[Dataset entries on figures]
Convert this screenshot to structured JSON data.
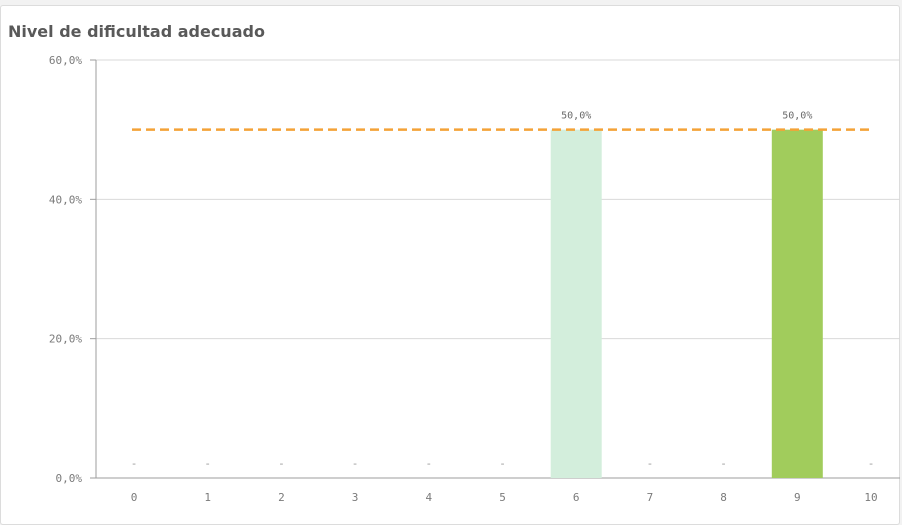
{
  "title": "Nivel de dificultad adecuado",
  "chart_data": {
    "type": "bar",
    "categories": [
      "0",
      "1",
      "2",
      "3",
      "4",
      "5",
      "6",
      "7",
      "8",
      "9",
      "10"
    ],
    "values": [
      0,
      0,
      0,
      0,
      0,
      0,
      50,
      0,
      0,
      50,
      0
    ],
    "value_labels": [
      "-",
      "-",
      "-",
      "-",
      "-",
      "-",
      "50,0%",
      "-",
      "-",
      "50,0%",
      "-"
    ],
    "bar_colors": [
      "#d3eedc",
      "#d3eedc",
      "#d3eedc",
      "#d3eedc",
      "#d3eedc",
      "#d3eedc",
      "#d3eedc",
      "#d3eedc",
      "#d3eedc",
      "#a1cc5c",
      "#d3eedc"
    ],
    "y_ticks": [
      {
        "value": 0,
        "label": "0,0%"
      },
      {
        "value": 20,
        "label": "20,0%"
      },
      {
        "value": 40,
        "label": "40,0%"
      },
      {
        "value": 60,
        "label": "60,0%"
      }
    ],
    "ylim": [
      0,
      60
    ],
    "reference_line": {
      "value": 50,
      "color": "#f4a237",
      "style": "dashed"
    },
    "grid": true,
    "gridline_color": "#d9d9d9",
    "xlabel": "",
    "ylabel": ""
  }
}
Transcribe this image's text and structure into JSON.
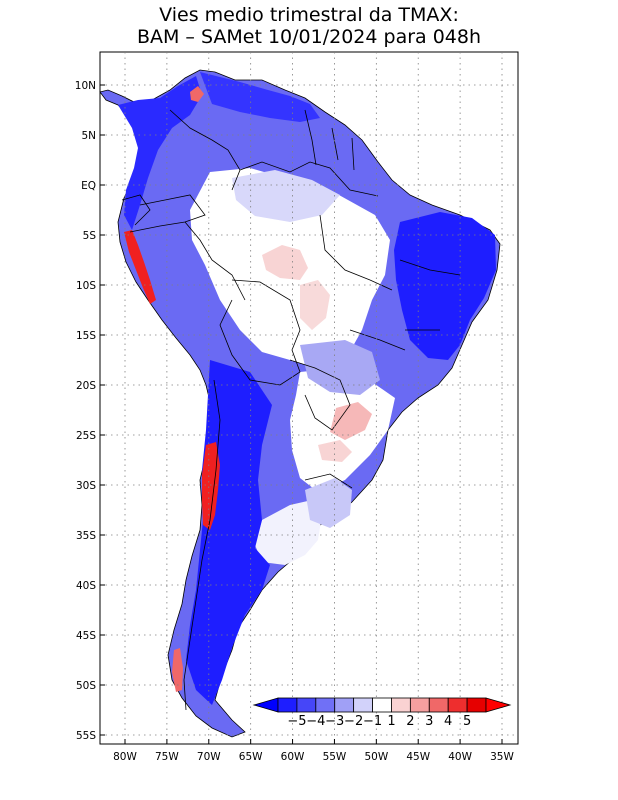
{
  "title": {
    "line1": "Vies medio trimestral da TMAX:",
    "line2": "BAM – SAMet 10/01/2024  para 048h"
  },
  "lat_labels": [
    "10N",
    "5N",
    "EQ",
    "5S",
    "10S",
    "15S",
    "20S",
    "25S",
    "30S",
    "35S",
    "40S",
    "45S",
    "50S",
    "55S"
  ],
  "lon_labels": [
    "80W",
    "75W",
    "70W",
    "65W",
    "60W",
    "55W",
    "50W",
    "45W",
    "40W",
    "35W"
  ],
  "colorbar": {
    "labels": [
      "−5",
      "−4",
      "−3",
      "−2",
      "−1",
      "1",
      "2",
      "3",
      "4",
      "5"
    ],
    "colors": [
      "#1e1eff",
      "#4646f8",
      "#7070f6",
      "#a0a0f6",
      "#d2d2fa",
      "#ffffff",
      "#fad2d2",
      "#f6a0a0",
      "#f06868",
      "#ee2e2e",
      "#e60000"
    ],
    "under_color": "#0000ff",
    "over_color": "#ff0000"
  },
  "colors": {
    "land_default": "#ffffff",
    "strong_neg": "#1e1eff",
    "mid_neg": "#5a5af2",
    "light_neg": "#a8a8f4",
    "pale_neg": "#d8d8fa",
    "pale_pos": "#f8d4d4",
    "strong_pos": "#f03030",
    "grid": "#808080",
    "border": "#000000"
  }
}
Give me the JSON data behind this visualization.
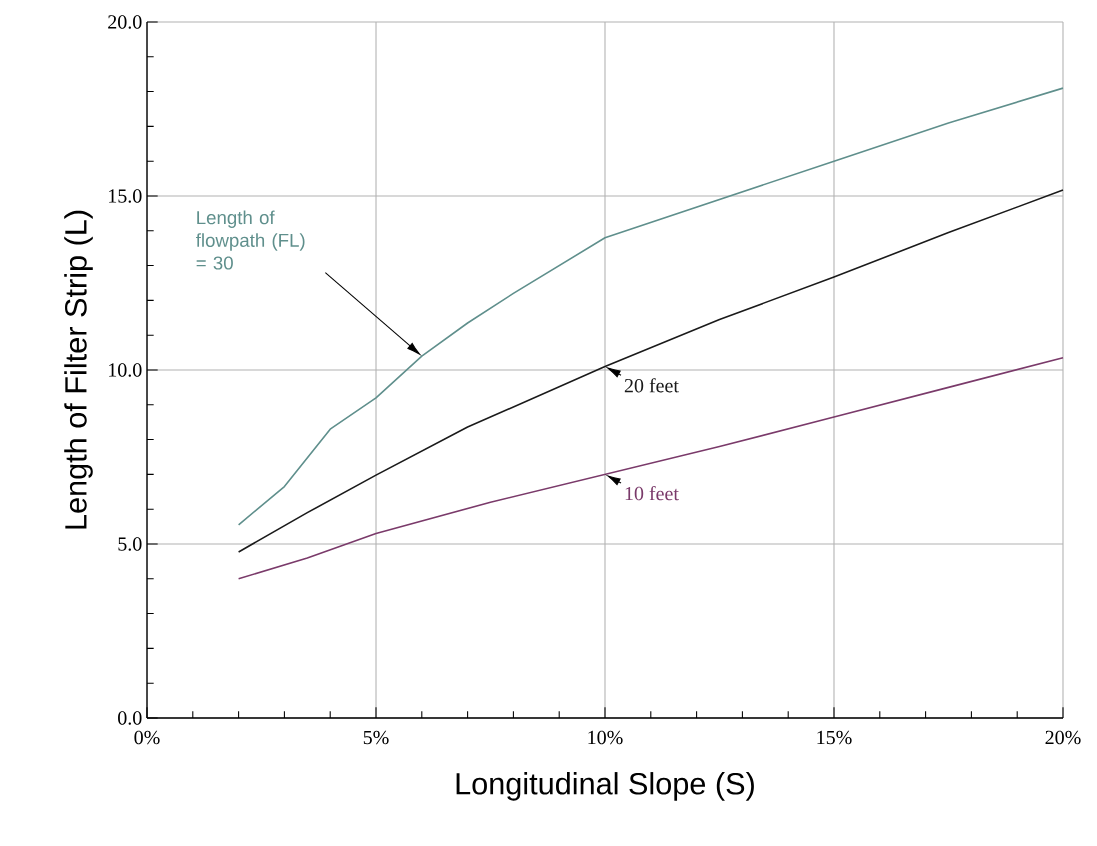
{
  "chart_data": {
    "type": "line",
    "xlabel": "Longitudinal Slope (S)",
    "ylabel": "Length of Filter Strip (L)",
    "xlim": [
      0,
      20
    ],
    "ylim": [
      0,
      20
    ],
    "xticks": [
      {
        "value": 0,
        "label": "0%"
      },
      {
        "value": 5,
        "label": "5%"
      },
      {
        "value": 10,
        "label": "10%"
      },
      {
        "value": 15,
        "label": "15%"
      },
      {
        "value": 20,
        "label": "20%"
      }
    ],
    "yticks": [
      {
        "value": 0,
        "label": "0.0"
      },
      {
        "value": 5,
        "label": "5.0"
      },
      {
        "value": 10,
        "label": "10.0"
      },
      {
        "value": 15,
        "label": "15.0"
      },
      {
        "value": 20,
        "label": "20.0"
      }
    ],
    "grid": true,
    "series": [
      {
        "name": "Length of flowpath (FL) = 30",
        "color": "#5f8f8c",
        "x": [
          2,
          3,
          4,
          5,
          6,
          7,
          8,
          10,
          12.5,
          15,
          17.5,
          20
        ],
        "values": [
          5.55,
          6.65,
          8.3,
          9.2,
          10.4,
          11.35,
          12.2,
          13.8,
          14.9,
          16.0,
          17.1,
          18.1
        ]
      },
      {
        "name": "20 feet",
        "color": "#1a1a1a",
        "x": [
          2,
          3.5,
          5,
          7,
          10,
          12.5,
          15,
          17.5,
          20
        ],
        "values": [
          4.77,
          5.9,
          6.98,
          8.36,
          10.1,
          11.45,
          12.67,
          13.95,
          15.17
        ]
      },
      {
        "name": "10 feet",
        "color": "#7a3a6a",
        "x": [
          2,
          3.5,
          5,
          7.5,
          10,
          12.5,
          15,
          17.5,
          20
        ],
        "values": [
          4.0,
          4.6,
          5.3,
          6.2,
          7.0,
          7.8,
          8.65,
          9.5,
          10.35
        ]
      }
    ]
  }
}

| INSTRUCTIONS FOR THE TASK |
Give every record back exactly as it reads, with no images.

| ANSWER TO THIS PROBLEM |
Convert this screenshot to structured JSON data.
{
  "title": "Nivel de dificultad adecuado",
  "chart_data": {
    "type": "bar",
    "categories": [
      "0",
      "1",
      "2",
      "3",
      "4",
      "5",
      "6",
      "7",
      "8",
      "9",
      "10"
    ],
    "values": [
      0,
      0,
      0,
      0,
      0,
      0,
      50,
      0,
      0,
      50,
      0
    ],
    "value_labels": [
      "-",
      "-",
      "-",
      "-",
      "-",
      "-",
      "50,0%",
      "-",
      "-",
      "50,0%",
      "-"
    ],
    "bar_colors": [
      "#d3eedc",
      "#d3eedc",
      "#d3eedc",
      "#d3eedc",
      "#d3eedc",
      "#d3eedc",
      "#d3eedc",
      "#d3eedc",
      "#d3eedc",
      "#a1cc5c",
      "#d3eedc"
    ],
    "y_ticks": [
      {
        "value": 0,
        "label": "0,0%"
      },
      {
        "value": 20,
        "label": "20,0%"
      },
      {
        "value": 40,
        "label": "40,0%"
      },
      {
        "value": 60,
        "label": "60,0%"
      }
    ],
    "ylim": [
      0,
      60
    ],
    "reference_line": {
      "value": 50,
      "color": "#f4a237",
      "style": "dashed"
    },
    "grid": true,
    "gridline_color": "#d9d9d9",
    "xlabel": "",
    "ylabel": ""
  }
}
Transcribe this image's text and structure into JSON.
{
  "title": {
    "line1": "Vies medio trimestral da TMAX:",
    "line2": "BAM – SAMet 10/01/2024  para 048h"
  },
  "lat_labels": [
    "10N",
    "5N",
    "EQ",
    "5S",
    "10S",
    "15S",
    "20S",
    "25S",
    "30S",
    "35S",
    "40S",
    "45S",
    "50S",
    "55S"
  ],
  "lon_labels": [
    "80W",
    "75W",
    "70W",
    "65W",
    "60W",
    "55W",
    "50W",
    "45W",
    "40W",
    "35W"
  ],
  "colorbar": {
    "labels": [
      "−5",
      "−4",
      "−3",
      "−2",
      "−1",
      "1",
      "2",
      "3",
      "4",
      "5"
    ],
    "colors": [
      "#1e1eff",
      "#4646f8",
      "#7070f6",
      "#a0a0f6",
      "#d2d2fa",
      "#ffffff",
      "#fad2d2",
      "#f6a0a0",
      "#f06868",
      "#ee2e2e",
      "#e60000"
    ],
    "under_color": "#0000ff",
    "over_color": "#ff0000"
  },
  "colors": {
    "land_default": "#ffffff",
    "strong_neg": "#1e1eff",
    "mid_neg": "#5a5af2",
    "light_neg": "#a8a8f4",
    "pale_neg": "#d8d8fa",
    "pale_pos": "#f8d4d4",
    "strong_pos": "#f03030",
    "grid": "#808080",
    "border": "#000000"
  }
}
Give me the JSON data behind this visualization.
{
  "chart_data": {
    "type": "line",
    "xlabel": "Longitudinal Slope (S)",
    "ylabel": "Length of Filter Strip (L)",
    "xlim": [
      0,
      20
    ],
    "ylim": [
      0,
      20
    ],
    "xticks": [
      {
        "value": 0,
        "label": "0%"
      },
      {
        "value": 5,
        "label": "5%"
      },
      {
        "value": 10,
        "label": "10%"
      },
      {
        "value": 15,
        "label": "15%"
      },
      {
        "value": 20,
        "label": "20%"
      }
    ],
    "yticks": [
      {
        "value": 0,
        "label": "0.0"
      },
      {
        "value": 5,
        "label": "5.0"
      },
      {
        "value": 10,
        "label": "10.0"
      },
      {
        "value": 15,
        "label": "15.0"
      },
      {
        "value": 20,
        "label": "20.0"
      }
    ],
    "grid": true,
    "series": [
      {
        "name": "Length of flowpath (FL) = 30",
        "color": "#5f8f8c",
        "x": [
          2,
          3,
          4,
          5,
          6,
          7,
          8,
          10,
          12.5,
          15,
          17.5,
          20
        ],
        "values": [
          5.55,
          6.65,
          8.3,
          9.2,
          10.4,
          11.35,
          12.2,
          13.8,
          14.9,
          16.0,
          17.1,
          18.1
        ]
      },
      {
        "name": "20 feet",
        "color": "#1a1a1a",
        "x": [
          2,
          3.5,
          5,
          7,
          10,
          12.5,
          15,
          17.5,
          20
        ],
        "values": [
          4.77,
          5.9,
          6.98,
          8.36,
          10.1,
          11.45,
          12.67,
          13.95,
          15.17
        ]
      },
      {
        "name": "10 feet",
        "color": "#7a3a6a",
        "x": [
          2,
          3.5,
          5,
          7.5,
          10,
          12.5,
          15,
          17.5,
          20
        ],
        "values": [
          4.0,
          4.6,
          5.3,
          6.2,
          7.0,
          7.8,
          8.65,
          9.5,
          10.35
        ]
      }
    ]
  }
}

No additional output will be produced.